Provide an exact reproduction of every entry.
- - - - - - -
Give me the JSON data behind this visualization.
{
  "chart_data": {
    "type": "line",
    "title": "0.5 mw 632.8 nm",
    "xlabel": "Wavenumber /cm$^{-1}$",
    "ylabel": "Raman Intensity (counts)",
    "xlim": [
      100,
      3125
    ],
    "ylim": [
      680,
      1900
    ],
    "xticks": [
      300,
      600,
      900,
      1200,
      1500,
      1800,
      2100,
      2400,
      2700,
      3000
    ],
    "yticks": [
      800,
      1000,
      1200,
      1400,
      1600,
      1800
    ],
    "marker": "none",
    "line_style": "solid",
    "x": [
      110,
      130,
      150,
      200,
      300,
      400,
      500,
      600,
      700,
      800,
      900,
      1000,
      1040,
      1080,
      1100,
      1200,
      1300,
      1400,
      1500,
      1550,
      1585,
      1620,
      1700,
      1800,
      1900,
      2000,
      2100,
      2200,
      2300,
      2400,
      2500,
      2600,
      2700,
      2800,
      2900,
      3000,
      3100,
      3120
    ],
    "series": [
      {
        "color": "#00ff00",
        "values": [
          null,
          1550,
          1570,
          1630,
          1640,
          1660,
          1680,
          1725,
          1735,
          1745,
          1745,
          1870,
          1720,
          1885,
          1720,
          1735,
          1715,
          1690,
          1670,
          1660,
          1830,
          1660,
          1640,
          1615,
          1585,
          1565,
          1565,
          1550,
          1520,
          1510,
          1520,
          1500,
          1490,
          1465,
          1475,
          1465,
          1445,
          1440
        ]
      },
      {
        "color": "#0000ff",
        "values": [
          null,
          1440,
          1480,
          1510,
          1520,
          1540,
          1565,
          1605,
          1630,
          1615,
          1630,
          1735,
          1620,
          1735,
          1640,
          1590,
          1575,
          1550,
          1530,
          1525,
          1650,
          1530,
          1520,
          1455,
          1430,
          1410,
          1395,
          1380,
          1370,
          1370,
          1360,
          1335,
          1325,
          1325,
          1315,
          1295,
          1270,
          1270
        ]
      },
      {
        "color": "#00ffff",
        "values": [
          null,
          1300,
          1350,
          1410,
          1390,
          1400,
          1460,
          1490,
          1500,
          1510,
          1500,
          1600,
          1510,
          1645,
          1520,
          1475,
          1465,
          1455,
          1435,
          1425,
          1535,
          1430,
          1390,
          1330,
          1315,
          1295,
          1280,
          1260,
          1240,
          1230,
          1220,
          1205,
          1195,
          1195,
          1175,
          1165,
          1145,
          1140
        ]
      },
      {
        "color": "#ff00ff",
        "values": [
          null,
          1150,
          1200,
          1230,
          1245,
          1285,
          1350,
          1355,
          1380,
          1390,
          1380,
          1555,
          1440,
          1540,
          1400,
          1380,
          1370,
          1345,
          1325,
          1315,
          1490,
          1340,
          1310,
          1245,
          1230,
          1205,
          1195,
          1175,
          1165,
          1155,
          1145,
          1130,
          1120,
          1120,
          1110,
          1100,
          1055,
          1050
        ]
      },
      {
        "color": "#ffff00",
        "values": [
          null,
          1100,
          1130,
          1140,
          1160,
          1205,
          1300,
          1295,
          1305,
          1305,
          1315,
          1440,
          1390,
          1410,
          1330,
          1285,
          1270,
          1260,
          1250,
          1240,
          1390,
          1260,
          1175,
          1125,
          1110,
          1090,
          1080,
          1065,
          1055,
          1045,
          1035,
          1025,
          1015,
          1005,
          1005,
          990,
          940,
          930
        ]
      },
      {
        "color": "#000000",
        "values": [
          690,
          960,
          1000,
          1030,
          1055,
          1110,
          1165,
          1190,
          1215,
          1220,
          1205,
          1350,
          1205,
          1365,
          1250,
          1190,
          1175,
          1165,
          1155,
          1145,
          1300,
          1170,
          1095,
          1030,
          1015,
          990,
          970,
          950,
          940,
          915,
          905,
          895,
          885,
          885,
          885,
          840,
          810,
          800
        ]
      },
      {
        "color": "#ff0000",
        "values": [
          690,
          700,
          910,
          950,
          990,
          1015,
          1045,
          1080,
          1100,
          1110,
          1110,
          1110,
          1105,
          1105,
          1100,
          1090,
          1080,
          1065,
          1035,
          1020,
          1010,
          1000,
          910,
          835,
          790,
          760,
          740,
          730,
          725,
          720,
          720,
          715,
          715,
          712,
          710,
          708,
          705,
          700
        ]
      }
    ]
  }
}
- - - - - - -
→ **Full solution**
Give me the JSON data behind this visualization.
{
  "chart_data": {
    "type": "line",
    "title": "0.5 mw 632.8 nm",
    "xlabel": "Wavenumber /cm$^{-1}$",
    "ylabel": "Raman Intensity (counts)",
    "xlim": [
      100,
      3125
    ],
    "ylim": [
      680,
      1900
    ],
    "xticks": [
      300,
      600,
      900,
      1200,
      1500,
      1800,
      2100,
      2400,
      2700,
      3000
    ],
    "yticks": [
      800,
      1000,
      1200,
      1400,
      1600,
      1800
    ],
    "marker": "none",
    "line_style": "solid",
    "x": [
      110,
      130,
      150,
      200,
      300,
      400,
      500,
      600,
      700,
      800,
      900,
      1000,
      1040,
      1080,
      1100,
      1200,
      1300,
      1400,
      1500,
      1550,
      1585,
      1620,
      1700,
      1800,
      1900,
      2000,
      2100,
      2200,
      2300,
      2400,
      2500,
      2600,
      2700,
      2800,
      2900,
      3000,
      3100,
      3120
    ],
    "series": [
      {
        "color": "#00ff00",
        "values": [
          null,
          1550,
          1570,
          1630,
          1640,
          1660,
          1680,
          1725,
          1735,
          1745,
          1745,
          1870,
          1720,
          1885,
          1720,
          1735,
          1715,
          1690,
          1670,
          1660,
          1830,
          1660,
          1640,
          1615,
          1585,
          1565,
          1565,
          1550,
          1520,
          1510,
          1520,
          1500,
          1490,
          1465,
          1475,
          1465,
          1445,
          1440
        ]
      },
      {
        "color": "#0000ff",
        "values": [
          null,
          1440,
          1480,
          1510,
          1520,
          1540,
          1565,
          1605,
          1630,
          1615,
          1630,
          1735,
          1620,
          1735,
          1640,
          1590,
          1575,
          1550,
          1530,
          1525,
          1650,
          1530,
          1520,
          1455,
          1430,
          1410,
          1395,
          1380,
          1370,
          1370,
          1360,
          1335,
          1325,
          1325,
          1315,
          1295,
          1270,
          1270
        ]
      },
      {
        "color": "#00ffff",
        "values": [
          null,
          1300,
          1350,
          1410,
          1390,
          1400,
          1460,
          1490,
          1500,
          1510,
          1500,
          1600,
          1510,
          1645,
          1520,
          1475,
          1465,
          1455,
          1435,
          1425,
          1535,
          1430,
          1390,
          1330,
          1315,
          1295,
          1280,
          1260,
          1240,
          1230,
          1220,
          1205,
          1195,
          1195,
          1175,
          1165,
          1145,
          1140
        ]
      },
      {
        "color": "#ff00ff",
        "values": [
          null,
          1150,
          1200,
          1230,
          1245,
          1285,
          1350,
          1355,
          1380,
          1390,
          1380,
          1555,
          1440,
          1540,
          1400,
          1380,
          1370,
          1345,
          1325,
          1315,
          1490,
          1340,
          1310,
          1245,
          1230,
          1205,
          1195,
          1175,
          1165,
          1155,
          1145,
          1130,
          1120,
          1120,
          1110,
          1100,
          1055,
          1050
        ]
      },
      {
        "color": "#ffff00",
        "values": [
          null,
          1100,
          1130,
          1140,
          1160,
          1205,
          1300,
          1295,
          1305,
          1305,
          1315,
          1440,
          1390,
          1410,
          1330,
          1285,
          1270,
          1260,
          1250,
          1240,
          1390,
          1260,
          1175,
          1125,
          1110,
          1090,
          1080,
          1065,
          1055,
          1045,
          1035,
          1025,
          1015,
          1005,
          1005,
          990,
          940,
          930
        ]
      },
      {
        "color": "#000000",
        "values": [
          690,
          960,
          1000,
          1030,
          1055,
          1110,
          1165,
          1190,
          1215,
          1220,
          1205,
          1350,
          1205,
          1365,
          1250,
          1190,
          1175,
          1165,
          1155,
          1145,
          1300,
          1170,
          1095,
          1030,
          1015,
          990,
          970,
          950,
          940,
          915,
          905,
          895,
          885,
          885,
          885,
          840,
          810,
          800
        ]
      },
      {
        "color": "#ff0000",
        "values": [
          690,
          700,
          910,
          950,
          990,
          1015,
          1045,
          1080,
          1100,
          1110,
          1110,
          1110,
          1105,
          1105,
          1100,
          1090,
          1080,
          1065,
          1035,
          1020,
          1010,
          1000,
          910,
          835,
          790,
          760,
          740,
          730,
          725,
          720,
          720,
          715,
          715,
          712,
          710,
          708,
          705,
          700
        ]
      }
    ]
  }
}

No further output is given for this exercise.